Records about charts and figures
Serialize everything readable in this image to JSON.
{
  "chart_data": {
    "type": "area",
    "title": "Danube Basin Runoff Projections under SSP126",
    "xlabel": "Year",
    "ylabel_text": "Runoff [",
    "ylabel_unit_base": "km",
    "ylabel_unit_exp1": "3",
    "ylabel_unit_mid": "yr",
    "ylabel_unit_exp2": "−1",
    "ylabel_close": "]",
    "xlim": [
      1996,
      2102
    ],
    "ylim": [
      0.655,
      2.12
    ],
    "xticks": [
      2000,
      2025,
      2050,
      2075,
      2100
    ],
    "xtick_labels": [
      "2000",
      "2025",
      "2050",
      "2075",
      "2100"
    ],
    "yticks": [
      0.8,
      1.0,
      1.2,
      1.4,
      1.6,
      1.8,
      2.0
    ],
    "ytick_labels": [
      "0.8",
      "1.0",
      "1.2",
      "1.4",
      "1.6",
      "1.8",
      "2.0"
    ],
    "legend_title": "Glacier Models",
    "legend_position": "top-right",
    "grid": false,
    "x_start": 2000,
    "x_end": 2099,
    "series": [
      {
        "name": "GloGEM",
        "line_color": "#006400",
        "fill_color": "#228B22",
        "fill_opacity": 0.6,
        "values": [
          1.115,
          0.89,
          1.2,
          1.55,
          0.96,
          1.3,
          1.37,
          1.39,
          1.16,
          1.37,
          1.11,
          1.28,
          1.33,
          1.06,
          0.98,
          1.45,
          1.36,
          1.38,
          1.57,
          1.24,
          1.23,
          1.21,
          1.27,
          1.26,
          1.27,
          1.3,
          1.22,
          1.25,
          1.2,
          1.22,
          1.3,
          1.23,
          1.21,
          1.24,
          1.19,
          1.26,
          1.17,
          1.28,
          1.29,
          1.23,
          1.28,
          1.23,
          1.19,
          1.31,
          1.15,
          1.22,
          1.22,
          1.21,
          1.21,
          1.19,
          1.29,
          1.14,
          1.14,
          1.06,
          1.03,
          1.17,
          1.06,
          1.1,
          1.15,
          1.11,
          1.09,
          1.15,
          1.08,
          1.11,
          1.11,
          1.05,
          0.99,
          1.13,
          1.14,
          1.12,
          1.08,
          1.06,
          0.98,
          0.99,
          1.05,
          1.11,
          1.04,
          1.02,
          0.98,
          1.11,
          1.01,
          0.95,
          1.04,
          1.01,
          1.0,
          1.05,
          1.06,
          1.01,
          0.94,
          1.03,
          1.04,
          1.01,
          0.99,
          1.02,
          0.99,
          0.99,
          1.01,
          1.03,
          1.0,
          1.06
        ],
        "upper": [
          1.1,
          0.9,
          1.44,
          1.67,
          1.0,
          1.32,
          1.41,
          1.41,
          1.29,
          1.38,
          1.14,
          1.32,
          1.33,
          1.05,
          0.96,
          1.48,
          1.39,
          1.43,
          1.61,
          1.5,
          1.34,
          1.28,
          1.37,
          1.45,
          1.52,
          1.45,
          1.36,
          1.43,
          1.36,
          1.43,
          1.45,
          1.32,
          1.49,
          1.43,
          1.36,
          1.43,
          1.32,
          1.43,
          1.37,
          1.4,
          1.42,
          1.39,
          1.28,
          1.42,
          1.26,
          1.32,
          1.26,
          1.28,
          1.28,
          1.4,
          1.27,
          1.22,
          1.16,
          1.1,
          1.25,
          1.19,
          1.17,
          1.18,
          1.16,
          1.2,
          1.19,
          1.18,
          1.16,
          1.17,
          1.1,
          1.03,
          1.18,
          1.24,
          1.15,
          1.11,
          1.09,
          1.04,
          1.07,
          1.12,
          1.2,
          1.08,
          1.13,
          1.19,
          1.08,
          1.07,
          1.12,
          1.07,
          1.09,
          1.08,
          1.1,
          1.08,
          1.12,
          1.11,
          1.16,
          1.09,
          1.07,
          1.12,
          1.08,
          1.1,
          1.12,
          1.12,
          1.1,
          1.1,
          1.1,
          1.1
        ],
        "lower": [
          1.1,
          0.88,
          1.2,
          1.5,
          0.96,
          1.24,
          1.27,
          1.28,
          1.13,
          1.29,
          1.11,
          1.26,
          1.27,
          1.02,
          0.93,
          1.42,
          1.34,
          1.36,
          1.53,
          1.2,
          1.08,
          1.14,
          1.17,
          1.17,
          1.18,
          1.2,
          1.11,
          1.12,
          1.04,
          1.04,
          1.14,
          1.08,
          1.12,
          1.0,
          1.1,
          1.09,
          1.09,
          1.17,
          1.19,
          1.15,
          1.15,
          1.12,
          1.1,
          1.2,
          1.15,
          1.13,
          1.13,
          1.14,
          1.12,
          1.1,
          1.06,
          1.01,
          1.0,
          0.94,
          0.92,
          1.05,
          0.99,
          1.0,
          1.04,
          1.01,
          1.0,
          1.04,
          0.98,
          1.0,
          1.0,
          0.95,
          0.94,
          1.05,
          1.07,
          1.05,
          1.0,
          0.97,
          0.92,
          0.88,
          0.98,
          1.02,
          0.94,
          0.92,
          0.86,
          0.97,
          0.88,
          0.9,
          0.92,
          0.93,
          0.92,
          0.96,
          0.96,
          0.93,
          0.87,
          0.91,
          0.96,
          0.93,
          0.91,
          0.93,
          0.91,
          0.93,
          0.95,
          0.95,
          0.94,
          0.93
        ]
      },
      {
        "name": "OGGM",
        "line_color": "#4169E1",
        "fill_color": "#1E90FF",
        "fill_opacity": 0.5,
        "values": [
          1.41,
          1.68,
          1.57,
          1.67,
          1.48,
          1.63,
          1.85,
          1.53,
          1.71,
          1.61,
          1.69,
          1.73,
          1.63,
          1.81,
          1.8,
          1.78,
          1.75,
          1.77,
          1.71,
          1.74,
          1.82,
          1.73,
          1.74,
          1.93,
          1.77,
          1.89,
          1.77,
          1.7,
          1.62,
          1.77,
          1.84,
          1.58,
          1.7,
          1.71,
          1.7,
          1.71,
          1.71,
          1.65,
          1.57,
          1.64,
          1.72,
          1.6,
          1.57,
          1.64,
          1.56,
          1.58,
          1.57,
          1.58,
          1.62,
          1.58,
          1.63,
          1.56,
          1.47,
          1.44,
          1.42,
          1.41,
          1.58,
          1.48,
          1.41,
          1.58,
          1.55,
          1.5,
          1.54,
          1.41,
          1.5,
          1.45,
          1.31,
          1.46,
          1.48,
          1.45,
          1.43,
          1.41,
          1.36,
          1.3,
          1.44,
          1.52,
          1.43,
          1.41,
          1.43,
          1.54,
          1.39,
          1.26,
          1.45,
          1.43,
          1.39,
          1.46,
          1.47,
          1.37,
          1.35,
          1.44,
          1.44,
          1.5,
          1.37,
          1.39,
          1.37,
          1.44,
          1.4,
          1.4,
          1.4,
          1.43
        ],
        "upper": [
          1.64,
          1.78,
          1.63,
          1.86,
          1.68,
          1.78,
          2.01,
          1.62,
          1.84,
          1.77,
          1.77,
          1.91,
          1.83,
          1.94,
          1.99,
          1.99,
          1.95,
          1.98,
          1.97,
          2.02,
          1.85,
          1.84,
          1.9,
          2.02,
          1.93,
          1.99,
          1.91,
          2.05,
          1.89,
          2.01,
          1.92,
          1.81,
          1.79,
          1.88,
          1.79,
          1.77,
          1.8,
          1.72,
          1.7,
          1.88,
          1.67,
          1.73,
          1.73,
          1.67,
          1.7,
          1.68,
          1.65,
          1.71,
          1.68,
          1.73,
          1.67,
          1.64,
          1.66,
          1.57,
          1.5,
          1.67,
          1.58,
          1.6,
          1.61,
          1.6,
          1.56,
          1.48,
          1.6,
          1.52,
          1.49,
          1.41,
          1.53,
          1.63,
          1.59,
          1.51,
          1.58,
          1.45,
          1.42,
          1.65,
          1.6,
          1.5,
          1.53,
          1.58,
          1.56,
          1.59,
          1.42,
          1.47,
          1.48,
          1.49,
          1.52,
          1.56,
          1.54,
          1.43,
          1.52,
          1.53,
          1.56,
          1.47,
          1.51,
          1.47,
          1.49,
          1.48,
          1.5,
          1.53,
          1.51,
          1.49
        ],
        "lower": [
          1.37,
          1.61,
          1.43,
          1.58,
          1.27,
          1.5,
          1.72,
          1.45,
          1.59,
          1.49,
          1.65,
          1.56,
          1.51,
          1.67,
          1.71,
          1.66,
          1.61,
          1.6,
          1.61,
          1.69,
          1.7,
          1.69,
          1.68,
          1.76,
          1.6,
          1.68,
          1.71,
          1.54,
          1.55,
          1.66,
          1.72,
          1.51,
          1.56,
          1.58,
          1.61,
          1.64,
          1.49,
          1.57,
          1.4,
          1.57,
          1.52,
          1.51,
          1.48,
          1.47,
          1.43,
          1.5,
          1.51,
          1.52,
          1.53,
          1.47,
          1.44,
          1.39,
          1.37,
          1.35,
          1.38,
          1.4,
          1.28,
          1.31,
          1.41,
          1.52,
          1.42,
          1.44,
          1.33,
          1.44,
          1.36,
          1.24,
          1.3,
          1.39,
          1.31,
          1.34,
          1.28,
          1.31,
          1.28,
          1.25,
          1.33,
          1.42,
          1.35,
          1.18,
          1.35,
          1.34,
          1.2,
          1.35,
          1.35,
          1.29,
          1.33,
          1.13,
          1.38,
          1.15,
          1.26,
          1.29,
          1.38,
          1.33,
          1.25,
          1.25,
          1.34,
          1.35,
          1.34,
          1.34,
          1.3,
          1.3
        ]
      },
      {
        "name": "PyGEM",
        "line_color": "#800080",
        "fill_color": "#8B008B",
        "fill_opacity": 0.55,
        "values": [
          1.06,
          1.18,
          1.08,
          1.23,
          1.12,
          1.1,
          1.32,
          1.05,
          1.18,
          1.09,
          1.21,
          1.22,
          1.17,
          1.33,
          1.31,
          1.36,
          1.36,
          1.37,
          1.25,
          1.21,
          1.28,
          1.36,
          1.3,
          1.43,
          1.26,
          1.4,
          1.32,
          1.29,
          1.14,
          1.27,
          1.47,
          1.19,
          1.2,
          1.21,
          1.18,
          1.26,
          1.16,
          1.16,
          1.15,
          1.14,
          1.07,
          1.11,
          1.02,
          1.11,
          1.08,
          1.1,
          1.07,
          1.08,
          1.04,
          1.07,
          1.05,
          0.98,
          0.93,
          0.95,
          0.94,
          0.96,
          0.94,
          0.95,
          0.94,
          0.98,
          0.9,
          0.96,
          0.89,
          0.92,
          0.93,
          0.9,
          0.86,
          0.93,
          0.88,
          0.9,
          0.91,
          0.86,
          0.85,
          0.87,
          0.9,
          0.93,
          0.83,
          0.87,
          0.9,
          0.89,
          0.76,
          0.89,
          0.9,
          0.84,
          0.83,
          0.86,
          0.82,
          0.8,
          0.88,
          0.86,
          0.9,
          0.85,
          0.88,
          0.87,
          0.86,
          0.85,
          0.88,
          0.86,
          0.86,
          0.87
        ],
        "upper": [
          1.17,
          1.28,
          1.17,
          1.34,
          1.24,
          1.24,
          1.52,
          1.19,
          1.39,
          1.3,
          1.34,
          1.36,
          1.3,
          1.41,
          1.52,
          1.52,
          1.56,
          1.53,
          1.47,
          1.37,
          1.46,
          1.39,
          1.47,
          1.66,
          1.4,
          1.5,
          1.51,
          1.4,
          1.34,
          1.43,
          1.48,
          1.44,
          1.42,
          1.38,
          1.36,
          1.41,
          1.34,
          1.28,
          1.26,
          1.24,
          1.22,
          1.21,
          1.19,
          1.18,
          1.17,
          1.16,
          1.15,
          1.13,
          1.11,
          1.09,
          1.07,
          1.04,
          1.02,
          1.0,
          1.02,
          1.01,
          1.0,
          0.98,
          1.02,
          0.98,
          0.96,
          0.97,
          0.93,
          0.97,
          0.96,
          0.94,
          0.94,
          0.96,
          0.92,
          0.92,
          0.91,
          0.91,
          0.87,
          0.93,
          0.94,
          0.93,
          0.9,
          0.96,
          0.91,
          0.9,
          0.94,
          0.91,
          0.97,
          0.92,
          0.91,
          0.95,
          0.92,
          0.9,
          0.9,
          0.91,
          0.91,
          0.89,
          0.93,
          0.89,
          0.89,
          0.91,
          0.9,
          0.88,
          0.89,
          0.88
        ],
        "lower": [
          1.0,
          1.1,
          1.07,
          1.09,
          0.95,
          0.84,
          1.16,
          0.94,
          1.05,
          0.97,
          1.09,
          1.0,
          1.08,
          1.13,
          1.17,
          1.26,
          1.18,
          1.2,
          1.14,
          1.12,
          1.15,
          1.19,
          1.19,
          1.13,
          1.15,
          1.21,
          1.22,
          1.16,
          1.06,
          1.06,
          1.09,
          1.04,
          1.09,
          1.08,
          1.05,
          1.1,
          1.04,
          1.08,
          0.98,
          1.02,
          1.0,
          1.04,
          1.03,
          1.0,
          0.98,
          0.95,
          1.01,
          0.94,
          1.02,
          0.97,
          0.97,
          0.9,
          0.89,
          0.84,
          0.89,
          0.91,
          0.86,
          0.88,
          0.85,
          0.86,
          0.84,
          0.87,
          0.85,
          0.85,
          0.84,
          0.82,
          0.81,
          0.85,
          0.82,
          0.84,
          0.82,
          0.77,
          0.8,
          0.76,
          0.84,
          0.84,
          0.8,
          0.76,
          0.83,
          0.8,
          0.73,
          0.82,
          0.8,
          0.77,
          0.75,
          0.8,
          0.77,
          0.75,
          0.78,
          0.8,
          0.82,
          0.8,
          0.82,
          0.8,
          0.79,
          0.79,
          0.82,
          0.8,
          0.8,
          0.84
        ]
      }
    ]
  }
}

• **TASK DIRECTIONS**: Among the lines of the data above, determine how many contain the word "Runoff". Report the number alone.

• **FINAL ANSWER**: 2